(Stored data entries)
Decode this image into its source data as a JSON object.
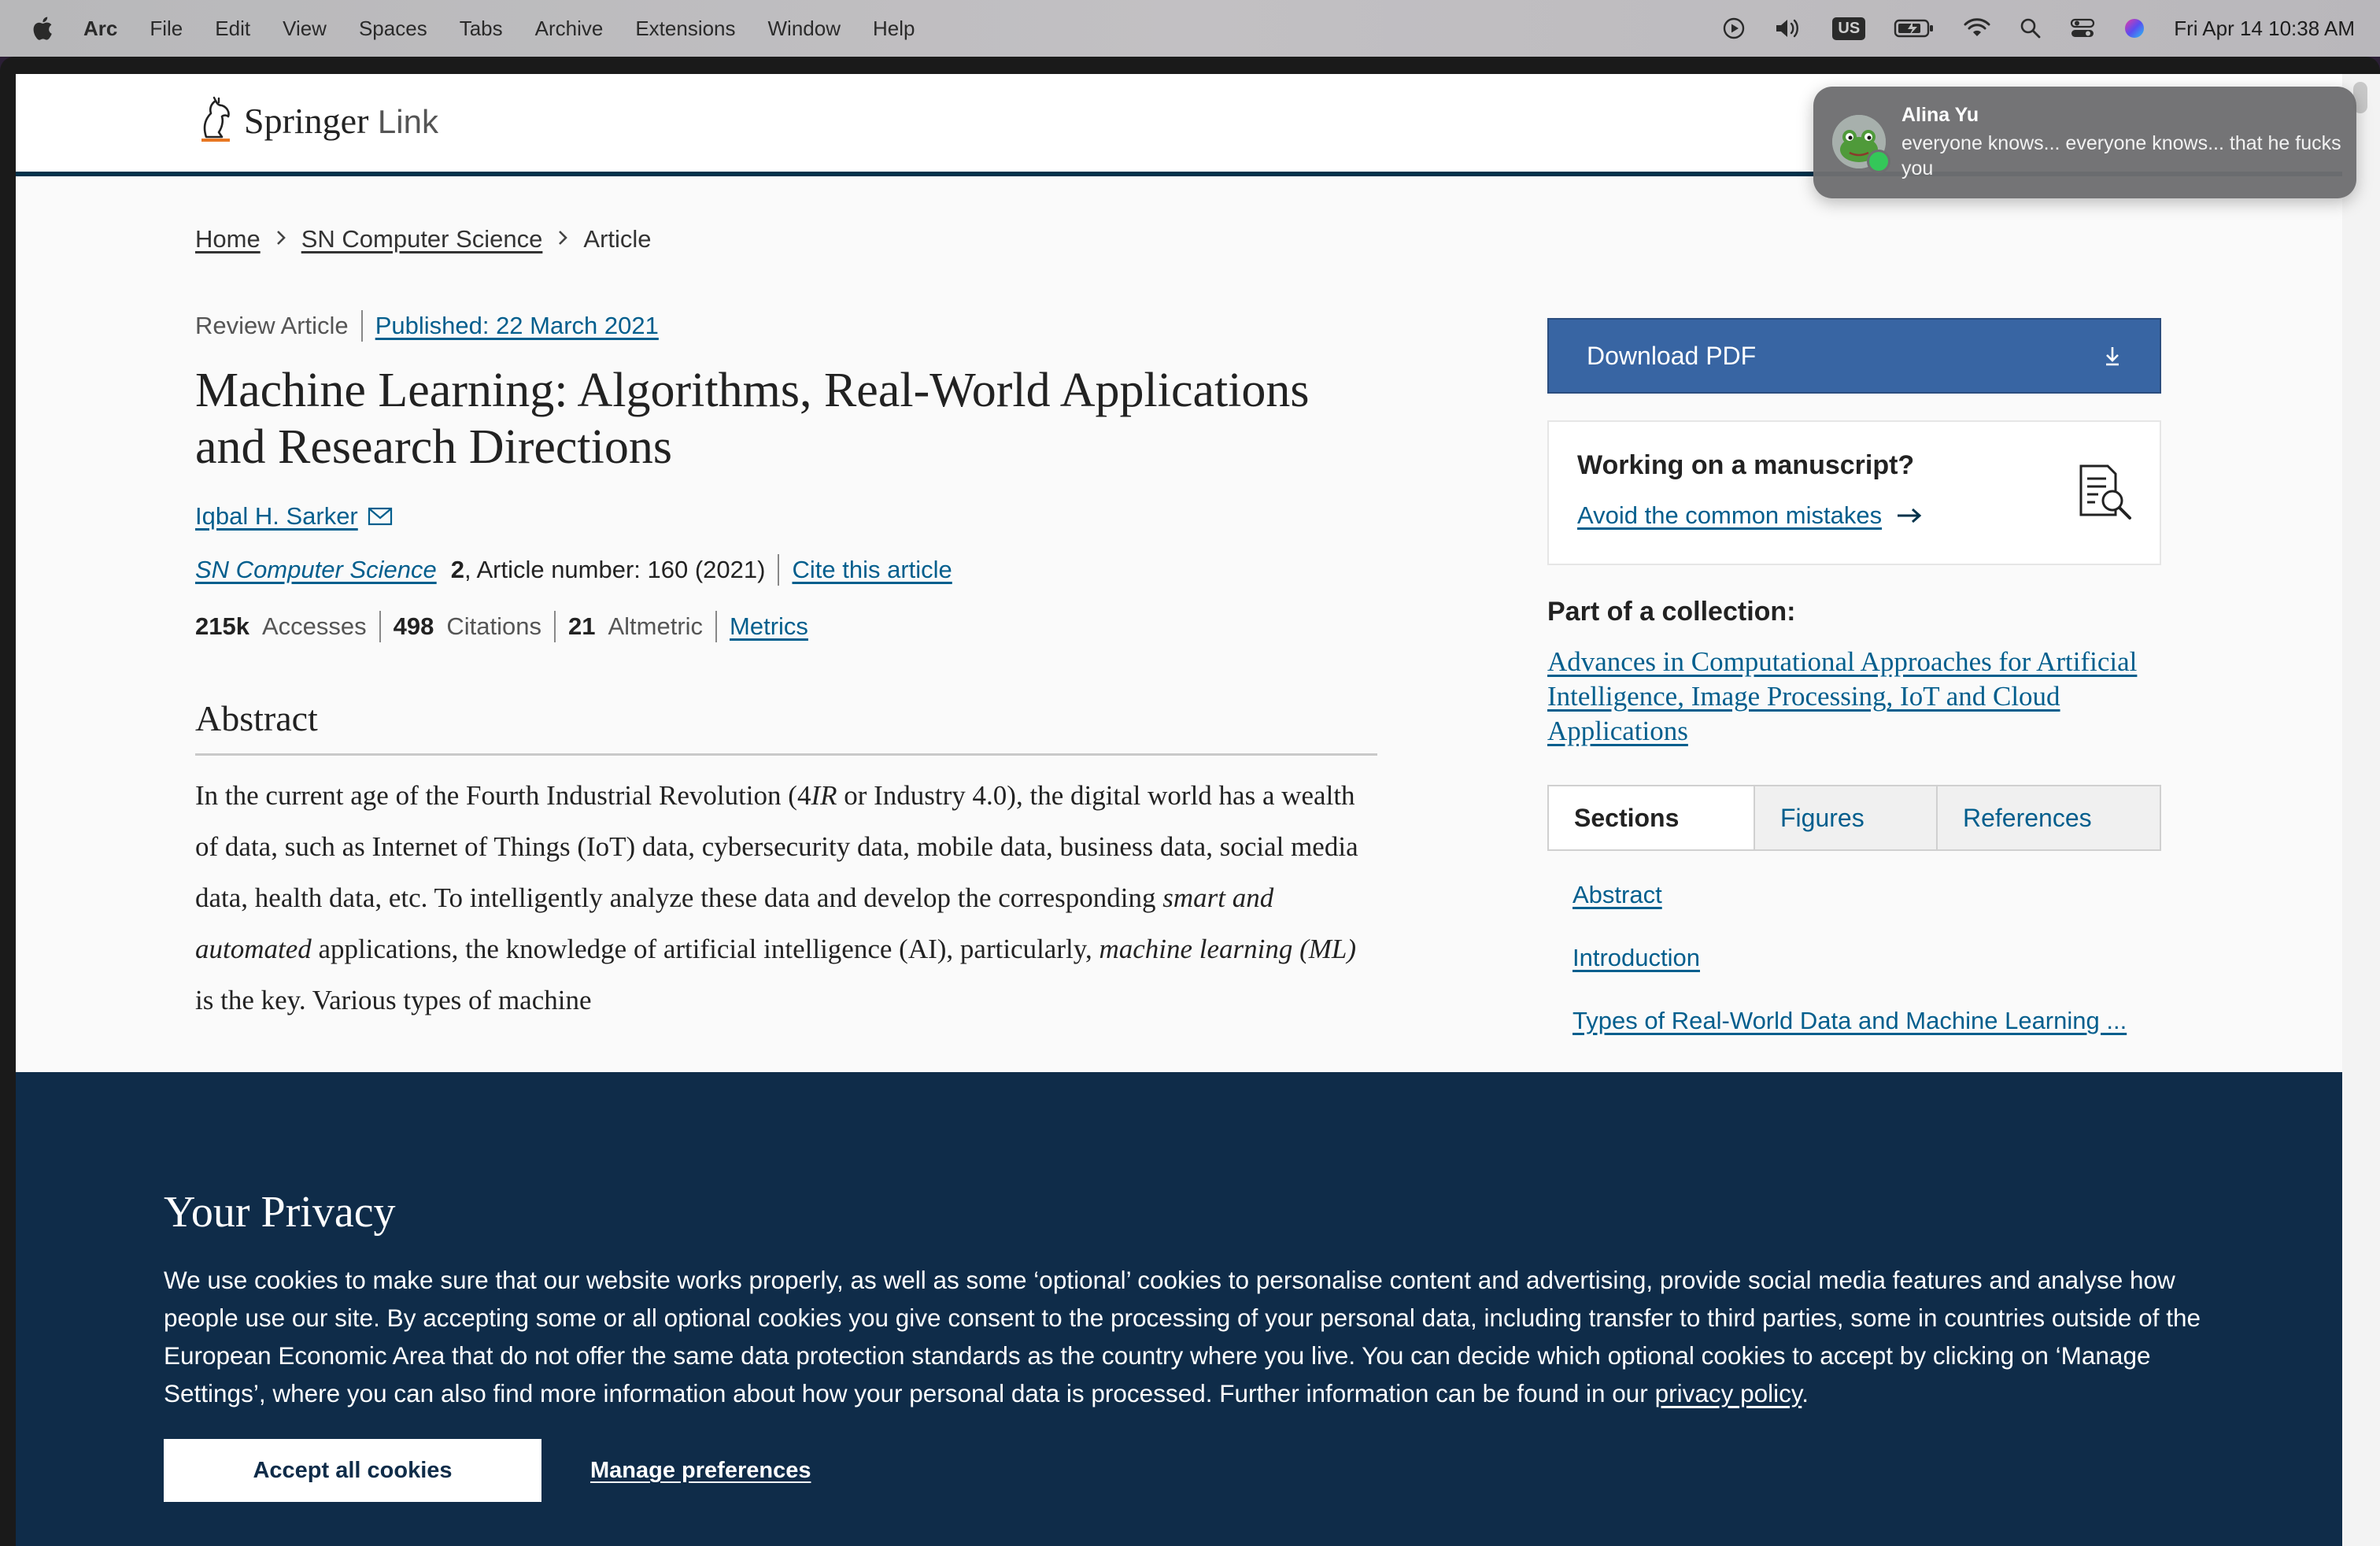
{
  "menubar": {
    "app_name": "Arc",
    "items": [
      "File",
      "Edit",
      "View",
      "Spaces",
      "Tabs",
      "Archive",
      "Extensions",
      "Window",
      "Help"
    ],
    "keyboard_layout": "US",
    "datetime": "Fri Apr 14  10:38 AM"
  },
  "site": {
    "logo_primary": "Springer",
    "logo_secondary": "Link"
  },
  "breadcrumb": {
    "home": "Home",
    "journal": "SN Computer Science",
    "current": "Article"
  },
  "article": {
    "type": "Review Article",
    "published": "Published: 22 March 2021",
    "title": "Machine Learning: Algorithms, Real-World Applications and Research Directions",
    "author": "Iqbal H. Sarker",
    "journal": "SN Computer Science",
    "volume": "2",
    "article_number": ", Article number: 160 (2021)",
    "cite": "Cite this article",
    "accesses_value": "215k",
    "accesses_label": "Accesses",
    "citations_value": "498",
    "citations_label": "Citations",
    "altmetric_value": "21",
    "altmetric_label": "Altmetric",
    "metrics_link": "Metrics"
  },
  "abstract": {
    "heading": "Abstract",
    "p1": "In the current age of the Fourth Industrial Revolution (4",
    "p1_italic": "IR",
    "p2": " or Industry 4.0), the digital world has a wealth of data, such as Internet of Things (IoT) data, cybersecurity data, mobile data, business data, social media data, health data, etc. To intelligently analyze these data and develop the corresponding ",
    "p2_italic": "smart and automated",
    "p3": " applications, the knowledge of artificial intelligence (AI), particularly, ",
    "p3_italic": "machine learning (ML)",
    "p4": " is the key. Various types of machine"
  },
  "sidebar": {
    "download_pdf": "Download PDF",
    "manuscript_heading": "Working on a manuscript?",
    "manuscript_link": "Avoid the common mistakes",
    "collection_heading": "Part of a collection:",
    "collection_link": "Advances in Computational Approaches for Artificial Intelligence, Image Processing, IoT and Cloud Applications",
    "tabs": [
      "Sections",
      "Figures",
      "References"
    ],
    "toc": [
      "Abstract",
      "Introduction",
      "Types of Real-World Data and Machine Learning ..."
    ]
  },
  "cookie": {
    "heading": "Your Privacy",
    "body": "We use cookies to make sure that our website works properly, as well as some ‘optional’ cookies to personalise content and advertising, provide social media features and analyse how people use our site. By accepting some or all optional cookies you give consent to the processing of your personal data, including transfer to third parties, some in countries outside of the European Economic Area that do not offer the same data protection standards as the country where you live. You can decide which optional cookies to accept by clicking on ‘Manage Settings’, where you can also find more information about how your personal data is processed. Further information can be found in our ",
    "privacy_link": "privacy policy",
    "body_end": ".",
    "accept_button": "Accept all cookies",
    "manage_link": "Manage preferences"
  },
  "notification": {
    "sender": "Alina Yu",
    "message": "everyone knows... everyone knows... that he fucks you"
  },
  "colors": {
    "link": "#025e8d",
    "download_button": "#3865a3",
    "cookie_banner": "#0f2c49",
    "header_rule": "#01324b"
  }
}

...

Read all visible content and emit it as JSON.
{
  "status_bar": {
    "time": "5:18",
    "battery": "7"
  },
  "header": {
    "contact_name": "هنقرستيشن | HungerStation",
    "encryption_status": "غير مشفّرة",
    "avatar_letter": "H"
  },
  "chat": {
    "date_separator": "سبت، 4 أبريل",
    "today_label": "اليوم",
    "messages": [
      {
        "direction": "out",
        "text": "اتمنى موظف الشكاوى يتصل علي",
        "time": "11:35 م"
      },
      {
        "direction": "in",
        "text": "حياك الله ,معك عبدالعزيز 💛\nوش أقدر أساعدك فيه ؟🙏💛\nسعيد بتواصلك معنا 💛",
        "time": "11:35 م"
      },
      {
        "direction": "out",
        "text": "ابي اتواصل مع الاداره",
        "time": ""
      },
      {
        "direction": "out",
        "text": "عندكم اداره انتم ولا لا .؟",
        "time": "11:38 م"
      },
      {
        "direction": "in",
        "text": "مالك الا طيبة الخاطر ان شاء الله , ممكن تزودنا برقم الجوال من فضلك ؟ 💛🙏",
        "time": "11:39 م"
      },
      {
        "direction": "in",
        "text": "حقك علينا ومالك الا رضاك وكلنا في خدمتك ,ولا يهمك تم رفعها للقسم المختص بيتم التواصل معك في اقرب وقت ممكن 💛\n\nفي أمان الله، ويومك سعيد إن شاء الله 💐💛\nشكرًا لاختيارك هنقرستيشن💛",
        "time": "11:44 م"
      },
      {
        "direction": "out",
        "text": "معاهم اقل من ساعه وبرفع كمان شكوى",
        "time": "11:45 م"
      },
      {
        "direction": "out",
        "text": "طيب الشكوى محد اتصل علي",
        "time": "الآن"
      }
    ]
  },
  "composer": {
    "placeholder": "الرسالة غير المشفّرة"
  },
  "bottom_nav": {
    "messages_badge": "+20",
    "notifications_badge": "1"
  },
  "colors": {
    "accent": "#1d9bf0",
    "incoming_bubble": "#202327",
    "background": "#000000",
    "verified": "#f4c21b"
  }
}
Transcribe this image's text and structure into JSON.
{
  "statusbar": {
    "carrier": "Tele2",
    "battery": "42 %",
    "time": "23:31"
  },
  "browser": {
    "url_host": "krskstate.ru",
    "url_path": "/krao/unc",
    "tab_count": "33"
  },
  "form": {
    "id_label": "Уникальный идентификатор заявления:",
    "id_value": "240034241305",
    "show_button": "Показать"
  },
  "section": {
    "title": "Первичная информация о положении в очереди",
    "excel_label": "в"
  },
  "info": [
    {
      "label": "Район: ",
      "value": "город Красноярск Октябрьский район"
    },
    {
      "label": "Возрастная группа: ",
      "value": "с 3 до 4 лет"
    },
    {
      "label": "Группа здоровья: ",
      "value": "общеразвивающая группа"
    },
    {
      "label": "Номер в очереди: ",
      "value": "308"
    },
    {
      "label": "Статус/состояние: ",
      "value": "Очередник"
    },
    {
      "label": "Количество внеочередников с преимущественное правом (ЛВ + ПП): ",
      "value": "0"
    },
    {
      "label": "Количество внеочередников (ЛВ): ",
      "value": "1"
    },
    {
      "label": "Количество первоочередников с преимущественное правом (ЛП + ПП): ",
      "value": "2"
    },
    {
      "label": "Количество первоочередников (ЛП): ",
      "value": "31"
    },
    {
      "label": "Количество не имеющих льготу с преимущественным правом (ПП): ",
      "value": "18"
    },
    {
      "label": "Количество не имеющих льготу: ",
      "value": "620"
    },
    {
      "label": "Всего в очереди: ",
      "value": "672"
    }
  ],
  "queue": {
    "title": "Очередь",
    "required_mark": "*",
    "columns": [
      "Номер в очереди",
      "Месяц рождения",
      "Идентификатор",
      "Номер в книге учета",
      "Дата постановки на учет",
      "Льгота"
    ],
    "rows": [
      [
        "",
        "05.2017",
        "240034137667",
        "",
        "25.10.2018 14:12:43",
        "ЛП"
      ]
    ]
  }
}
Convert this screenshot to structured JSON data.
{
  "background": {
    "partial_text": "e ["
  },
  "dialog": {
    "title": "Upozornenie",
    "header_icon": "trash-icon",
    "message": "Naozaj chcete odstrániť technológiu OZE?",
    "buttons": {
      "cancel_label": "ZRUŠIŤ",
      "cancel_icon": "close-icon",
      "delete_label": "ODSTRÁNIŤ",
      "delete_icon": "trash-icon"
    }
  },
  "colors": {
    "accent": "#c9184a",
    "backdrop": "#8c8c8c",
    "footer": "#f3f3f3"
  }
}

* * *

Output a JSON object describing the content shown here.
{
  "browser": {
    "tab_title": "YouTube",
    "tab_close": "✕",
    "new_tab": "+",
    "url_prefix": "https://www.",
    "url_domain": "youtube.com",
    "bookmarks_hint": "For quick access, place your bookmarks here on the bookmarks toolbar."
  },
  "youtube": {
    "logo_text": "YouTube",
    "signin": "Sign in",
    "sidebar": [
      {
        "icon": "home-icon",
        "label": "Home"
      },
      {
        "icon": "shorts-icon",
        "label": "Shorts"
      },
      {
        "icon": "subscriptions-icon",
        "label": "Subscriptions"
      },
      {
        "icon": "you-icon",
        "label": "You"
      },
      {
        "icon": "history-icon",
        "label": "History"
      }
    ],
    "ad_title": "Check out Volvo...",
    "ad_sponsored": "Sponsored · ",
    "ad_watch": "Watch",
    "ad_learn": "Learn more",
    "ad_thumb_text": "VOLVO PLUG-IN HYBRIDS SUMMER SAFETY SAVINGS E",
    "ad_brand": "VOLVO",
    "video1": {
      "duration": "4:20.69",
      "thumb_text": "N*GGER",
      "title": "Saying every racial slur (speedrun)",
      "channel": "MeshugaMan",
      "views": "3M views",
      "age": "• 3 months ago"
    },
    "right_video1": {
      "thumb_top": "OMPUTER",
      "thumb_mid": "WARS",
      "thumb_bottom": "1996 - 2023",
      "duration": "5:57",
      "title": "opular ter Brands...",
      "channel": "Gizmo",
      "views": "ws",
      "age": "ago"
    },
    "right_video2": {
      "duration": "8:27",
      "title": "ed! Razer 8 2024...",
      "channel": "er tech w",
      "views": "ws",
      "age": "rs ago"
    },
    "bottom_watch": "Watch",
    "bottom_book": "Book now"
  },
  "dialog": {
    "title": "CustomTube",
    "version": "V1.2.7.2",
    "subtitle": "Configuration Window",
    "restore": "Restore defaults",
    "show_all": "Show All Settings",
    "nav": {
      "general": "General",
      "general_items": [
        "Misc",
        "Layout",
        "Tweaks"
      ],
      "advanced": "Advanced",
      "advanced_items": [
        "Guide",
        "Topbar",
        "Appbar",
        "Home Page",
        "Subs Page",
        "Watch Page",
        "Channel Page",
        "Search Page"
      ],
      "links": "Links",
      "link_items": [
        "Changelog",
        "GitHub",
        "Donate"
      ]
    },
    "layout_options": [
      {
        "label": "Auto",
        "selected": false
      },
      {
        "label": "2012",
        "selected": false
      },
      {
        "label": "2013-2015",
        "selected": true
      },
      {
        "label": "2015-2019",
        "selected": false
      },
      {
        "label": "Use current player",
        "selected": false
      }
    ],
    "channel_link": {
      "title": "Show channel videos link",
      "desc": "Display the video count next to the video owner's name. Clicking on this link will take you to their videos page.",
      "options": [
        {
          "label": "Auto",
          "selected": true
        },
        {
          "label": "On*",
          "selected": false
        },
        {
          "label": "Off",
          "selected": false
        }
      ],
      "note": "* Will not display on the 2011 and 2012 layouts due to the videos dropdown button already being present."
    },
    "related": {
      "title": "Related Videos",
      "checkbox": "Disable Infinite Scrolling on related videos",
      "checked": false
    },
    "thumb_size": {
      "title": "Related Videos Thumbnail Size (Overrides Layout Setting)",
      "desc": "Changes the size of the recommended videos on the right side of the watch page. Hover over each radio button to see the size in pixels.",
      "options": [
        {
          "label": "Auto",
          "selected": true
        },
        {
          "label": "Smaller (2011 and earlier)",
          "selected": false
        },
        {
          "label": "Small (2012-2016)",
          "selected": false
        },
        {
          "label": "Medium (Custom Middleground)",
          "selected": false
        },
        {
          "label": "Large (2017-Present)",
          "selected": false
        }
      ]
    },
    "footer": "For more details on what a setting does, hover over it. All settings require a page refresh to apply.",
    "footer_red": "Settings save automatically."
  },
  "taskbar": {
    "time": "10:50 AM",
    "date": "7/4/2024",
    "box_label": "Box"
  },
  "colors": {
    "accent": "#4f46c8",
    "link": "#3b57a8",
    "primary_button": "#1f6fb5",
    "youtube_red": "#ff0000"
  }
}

What to do
Provide the count, and nothing else, of lines in the data above where the word "icon" occurs.

Solution to this task
8